= What you are asked to do =
Give the data again exactly as written, skipping any pictures.

= Information supplied =

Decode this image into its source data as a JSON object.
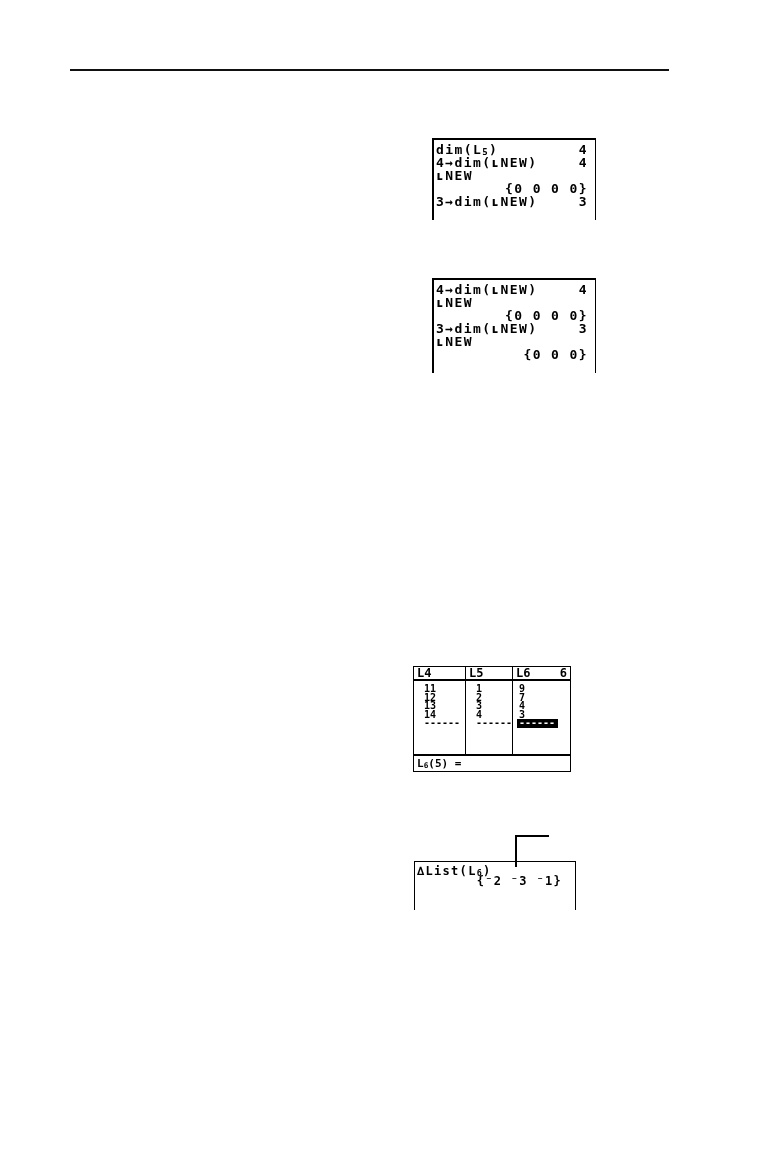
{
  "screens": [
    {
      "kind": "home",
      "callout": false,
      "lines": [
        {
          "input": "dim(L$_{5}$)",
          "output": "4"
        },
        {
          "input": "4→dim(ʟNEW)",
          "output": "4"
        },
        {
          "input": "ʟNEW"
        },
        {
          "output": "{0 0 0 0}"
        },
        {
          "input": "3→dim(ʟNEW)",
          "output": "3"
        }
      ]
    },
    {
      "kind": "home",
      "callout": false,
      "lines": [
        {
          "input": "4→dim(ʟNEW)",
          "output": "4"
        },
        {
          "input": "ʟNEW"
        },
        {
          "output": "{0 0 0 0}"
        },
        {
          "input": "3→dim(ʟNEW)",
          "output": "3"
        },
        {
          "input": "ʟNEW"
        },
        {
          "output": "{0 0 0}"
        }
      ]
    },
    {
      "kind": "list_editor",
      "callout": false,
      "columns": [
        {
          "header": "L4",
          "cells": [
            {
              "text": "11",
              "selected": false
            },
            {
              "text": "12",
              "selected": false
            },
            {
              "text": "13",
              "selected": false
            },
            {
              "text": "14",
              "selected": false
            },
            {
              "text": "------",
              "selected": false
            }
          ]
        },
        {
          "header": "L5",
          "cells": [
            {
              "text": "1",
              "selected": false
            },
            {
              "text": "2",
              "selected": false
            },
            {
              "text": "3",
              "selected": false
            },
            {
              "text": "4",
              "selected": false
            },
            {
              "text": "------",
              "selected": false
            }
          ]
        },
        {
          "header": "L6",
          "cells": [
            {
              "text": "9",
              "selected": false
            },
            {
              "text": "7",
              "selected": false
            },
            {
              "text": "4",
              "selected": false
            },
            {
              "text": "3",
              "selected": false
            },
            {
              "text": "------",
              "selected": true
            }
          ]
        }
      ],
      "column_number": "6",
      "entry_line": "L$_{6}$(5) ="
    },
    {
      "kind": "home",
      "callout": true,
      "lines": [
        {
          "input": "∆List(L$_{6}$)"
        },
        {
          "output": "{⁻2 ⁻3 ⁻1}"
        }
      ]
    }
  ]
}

= Result for this task =
Decode this image into its source data as a JSON object.
{
  "screens": [
    {
      "kind": "home",
      "callout": false,
      "lines": [
        {
          "input": "dim(L$_{5}$)",
          "output": "4"
        },
        {
          "input": "4→dim(ʟNEW)",
          "output": "4"
        },
        {
          "input": "ʟNEW"
        },
        {
          "output": "{0 0 0 0}"
        },
        {
          "input": "3→dim(ʟNEW)",
          "output": "3"
        }
      ]
    },
    {
      "kind": "home",
      "callout": false,
      "lines": [
        {
          "input": "4→dim(ʟNEW)",
          "output": "4"
        },
        {
          "input": "ʟNEW"
        },
        {
          "output": "{0 0 0 0}"
        },
        {
          "input": "3→dim(ʟNEW)",
          "output": "3"
        },
        {
          "input": "ʟNEW"
        },
        {
          "output": "{0 0 0}"
        }
      ]
    },
    {
      "kind": "list_editor",
      "callout": false,
      "columns": [
        {
          "header": "L4",
          "cells": [
            {
              "text": "11",
              "selected": false
            },
            {
              "text": "12",
              "selected": false
            },
            {
              "text": "13",
              "selected": false
            },
            {
              "text": "14",
              "selected": false
            },
            {
              "text": "------",
              "selected": false
            }
          ]
        },
        {
          "header": "L5",
          "cells": [
            {
              "text": "1",
              "selected": false
            },
            {
              "text": "2",
              "selected": false
            },
            {
              "text": "3",
              "selected": false
            },
            {
              "text": "4",
              "selected": false
            },
            {
              "text": "------",
              "selected": false
            }
          ]
        },
        {
          "header": "L6",
          "cells": [
            {
              "text": "9",
              "selected": false
            },
            {
              "text": "7",
              "selected": false
            },
            {
              "text": "4",
              "selected": false
            },
            {
              "text": "3",
              "selected": false
            },
            {
              "text": "------",
              "selected": true
            }
          ]
        }
      ],
      "column_number": "6",
      "entry_line": "L$_{6}$(5) ="
    },
    {
      "kind": "home",
      "callout": true,
      "lines": [
        {
          "input": "∆List(L$_{6}$)"
        },
        {
          "output": "{⁻2 ⁻3 ⁻1}"
        }
      ]
    }
  ]
}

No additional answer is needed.